_WORK TO BE COMPLETED_
Down to the last line, set down the material below exactly; skip the pictures.

_EXERCISE INPUT_
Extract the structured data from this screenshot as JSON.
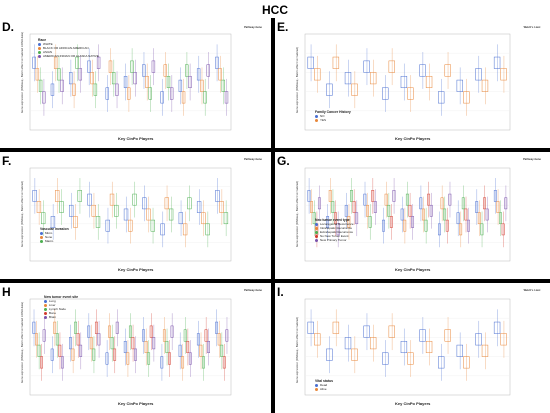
{
  "page_title": "HCC",
  "colors": {
    "black_divider": "#000000",
    "red_stat": "#d23b2f",
    "blue": "#4a6fd1",
    "orange": "#e8873a",
    "green": "#4caf50",
    "purple": "#7b52ab",
    "gray": "#9e9e9e"
  },
  "panels": [
    {
      "letter": "D.",
      "subtitle": "",
      "x_axis_title": "Key CinPo Players",
      "legend_title": "Race",
      "legend_items": [
        "WHITE",
        "BLACK OR AFRICAN AMERICAN",
        "ASIAN",
        "AMERICAN INDIAN OR ALASKA NATIVE"
      ],
      "legend_colors": [
        "#4a6fd1",
        "#e8873a",
        "#4caf50",
        "#7b52ab"
      ],
      "stats_header": "Pathway-Gene",
      "y_axis_title": "Gene expression (RNAseq - Batch effect normalized mRNA data)"
    },
    {
      "letter": "E.",
      "subtitle": "",
      "x_axis_title": "Key CinPo Players",
      "legend_title": "Family Cancer History",
      "legend_items": [
        "NO",
        "YES"
      ],
      "legend_colors": [
        "#4a6fd1",
        "#e8873a"
      ],
      "stats_header": "Welch's t-test",
      "y_axis_title": "Gene expression (RNAseq - Batch effect normalized)"
    },
    {
      "letter": "F.",
      "subtitle": "",
      "x_axis_title": "Key CinPo Players",
      "legend_title": "Vascular Invasion",
      "legend_items": [
        "Micro",
        "None",
        "Macro"
      ],
      "legend_colors": [
        "#4a6fd1",
        "#e8873a",
        "#4caf50"
      ],
      "stats_header": "Pathway-Gene",
      "y_axis_title": "Gene expression (RNAseq - Batch effect normalized)"
    },
    {
      "letter": "G.",
      "subtitle": "",
      "x_axis_title": "Key CinPo Players",
      "legend_title": "Neo tumor event type",
      "legend_items": [
        "Locoregional Recurrence",
        "Intrahepatic Recurrence",
        "Extrahepatic Recurrence",
        "No New Tumor Event",
        "New Primary Tumor"
      ],
      "legend_colors": [
        "#4a6fd1",
        "#e8873a",
        "#4caf50",
        "#d23b2f",
        "#7b52ab"
      ],
      "stats_header": "Pathway-Gene",
      "y_axis_title": "Gene expression (RNAseq - Batch effect normalized)"
    },
    {
      "letter": "H",
      "subtitle": "",
      "x_axis_title": "Key CinPo Players",
      "legend_title": "New tumor event site",
      "legend_items": [
        "Lung",
        "Liver",
        "Lymph Node",
        "Bone",
        "Brain"
      ],
      "legend_colors": [
        "#4a6fd1",
        "#e8873a",
        "#4caf50",
        "#d23b2f",
        "#7b52ab"
      ],
      "stats_header": "Pathway-Gene",
      "y_axis_title": "Gene expression (RNAseq - Batch effect normalized mRNA data)"
    },
    {
      "letter": "I.",
      "subtitle": "",
      "x_axis_title": "Key CinPo Players",
      "legend_title": "Vital status",
      "legend_items": [
        "Dead",
        "Alive"
      ],
      "legend_colors": [
        "#4a6fd1",
        "#e8873a"
      ],
      "stats_header": "Welch's t-test",
      "y_axis_title": "Gene expression (RNAseq - Batch effect normalized)"
    }
  ]
}
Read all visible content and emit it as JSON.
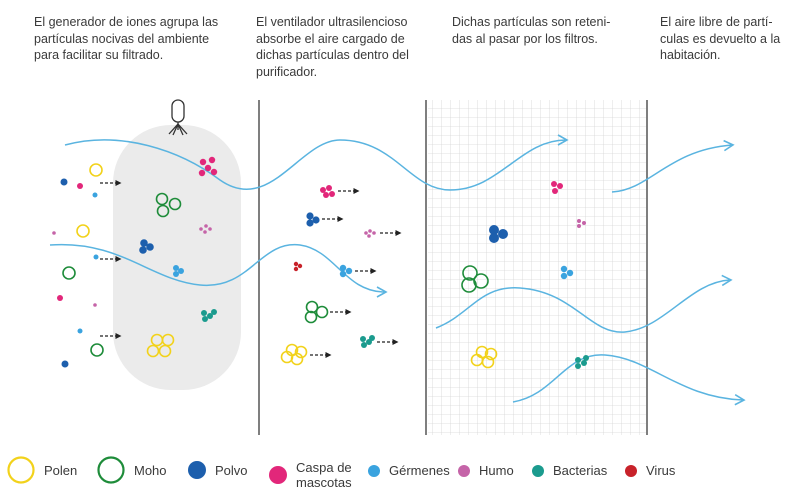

_RESULT FOR THIS TASK_
Extract the structured data from this screenshot as JSON.
{
  "page_title": "HCC",
  "colors": {
    "black_divider": "#000000",
    "red_stat": "#d23b2f",
    "blue": "#4a6fd1",
    "orange": "#e8873a",
    "green": "#4caf50",
    "purple": "#7b52ab",
    "gray": "#9e9e9e"
  },
  "panels": [
    {
      "letter": "D.",
      "subtitle": "",
      "x_axis_title": "Key CinPo Players",
      "legend_title": "Race",
      "legend_items": [
        "WHITE",
        "BLACK OR AFRICAN AMERICAN",
        "ASIAN",
        "AMERICAN INDIAN OR ALASKA NATIVE"
      ],
      "legend_colors": [
        "#4a6fd1",
        "#e8873a",
        "#4caf50",
        "#7b52ab"
      ],
      "stats_header": "Pathway-Gene",
      "y_axis_title": "Gene expression (RNAseq - Batch effect normalized mRNA data)"
    },
    {
      "letter": "E.",
      "subtitle": "",
      "x_axis_title": "Key CinPo Players",
      "legend_title": "Family Cancer History",
      "legend_items": [
        "NO",
        "YES"
      ],
      "legend_colors": [
        "#4a6fd1",
        "#e8873a"
      ],
      "stats_header": "Welch's t-test",
      "y_axis_title": "Gene expression (RNAseq - Batch effect normalized)"
    },
    {
      "letter": "F.",
      "subtitle": "",
      "x_axis_title": "Key CinPo Players",
      "legend_title": "Vascular Invasion",
      "legend_items": [
        "Micro",
        "None",
        "Macro"
      ],
      "legend_colors": [
        "#4a6fd1",
        "#e8873a",
        "#4caf50"
      ],
      "stats_header": "Pathway-Gene",
      "y_axis_title": "Gene expression (RNAseq - Batch effect normalized)"
    },
    {
      "letter": "G.",
      "subtitle": "",
      "x_axis_title": "Key CinPo Players",
      "legend_title": "Neo tumor event type",
      "legend_items": [
        "Locoregional Recurrence",
        "Intrahepatic Recurrence",
        "Extrahepatic Recurrence",
        "No New Tumor Event",
        "New Primary Tumor"
      ],
      "legend_colors": [
        "#4a6fd1",
        "#e8873a",
        "#4caf50",
        "#d23b2f",
        "#7b52ab"
      ],
      "stats_header": "Pathway-Gene",
      "y_axis_title": "Gene expression (RNAseq - Batch effect normalized)"
    },
    {
      "letter": "H",
      "subtitle": "",
      "x_axis_title": "Key CinPo Players",
      "legend_title": "New tumor event site",
      "legend_items": [
        "Lung",
        "Liver",
        "Lymph Node",
        "Bone",
        "Brain"
      ],
      "legend_colors": [
        "#4a6fd1",
        "#e8873a",
        "#4caf50",
        "#d23b2f",
        "#7b52ab"
      ],
      "stats_header": "Pathway-Gene",
      "y_axis_title": "Gene expression (RNAseq - Batch effect normalized mRNA data)"
    },
    {
      "letter": "I.",
      "subtitle": "",
      "x_axis_title": "Key CinPo Players",
      "legend_title": "Vital status",
      "legend_items": [
        "Dead",
        "Alive"
      ],
      "legend_colors": [
        "#4a6fd1",
        "#e8873a"
      ],
      "stats_header": "Welch's t-test",
      "y_axis_title": "Gene expression (RNAseq - Batch effect normalized)"
    }
  ]
}
Read all visible content and emit it as JSON.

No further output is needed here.